→ Aim
Each record needs to be echoed exactly; can you do that?

→ Data records
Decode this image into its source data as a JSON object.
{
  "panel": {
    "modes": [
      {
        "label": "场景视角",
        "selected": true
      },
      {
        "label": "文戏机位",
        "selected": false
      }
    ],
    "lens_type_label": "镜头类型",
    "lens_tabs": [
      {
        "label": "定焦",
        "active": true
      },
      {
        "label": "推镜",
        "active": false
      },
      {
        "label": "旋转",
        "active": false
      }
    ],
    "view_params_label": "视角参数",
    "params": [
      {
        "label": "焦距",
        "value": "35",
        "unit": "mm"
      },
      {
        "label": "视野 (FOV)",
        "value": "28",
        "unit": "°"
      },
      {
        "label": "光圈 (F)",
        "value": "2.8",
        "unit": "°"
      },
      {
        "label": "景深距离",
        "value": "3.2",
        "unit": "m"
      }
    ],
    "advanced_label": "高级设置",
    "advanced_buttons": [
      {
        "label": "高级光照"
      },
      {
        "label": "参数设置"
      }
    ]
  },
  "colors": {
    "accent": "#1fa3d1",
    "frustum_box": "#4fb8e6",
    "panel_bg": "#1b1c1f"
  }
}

→ Result of this exercise
Decode this image into its source data as a JSON object.
{
  "panel": {
    "modes": [
      {
        "label": "场景视角",
        "selected": true
      },
      {
        "label": "文戏机位",
        "selected": false
      }
    ],
    "lens_type_label": "镜头类型",
    "lens_tabs": [
      {
        "label": "定焦",
        "active": true
      },
      {
        "label": "推镜",
        "active": false
      },
      {
        "label": "旋转",
        "active": false
      }
    ],
    "view_params_label": "视角参数",
    "params": [
      {
        "label": "焦距",
        "value": "35",
        "unit": "mm"
      },
      {
        "label": "视野 (FOV)",
        "value": "28",
        "unit": "°"
      },
      {
        "label": "光圈 (F)",
        "value": "2.8",
        "unit": "°"
      },
      {
        "label": "景深距离",
        "value": "3.2",
        "unit": "m"
      }
    ],
    "advanced_label": "高级设置",
    "advanced_buttons": [
      {
        "label": "高级光照"
      },
      {
        "label": "参数设置"
      }
    ]
  },
  "colors": {
    "accent": "#1fa3d1",
    "frustum_box": "#4fb8e6",
    "panel_bg": "#1b1c1f"
  }
}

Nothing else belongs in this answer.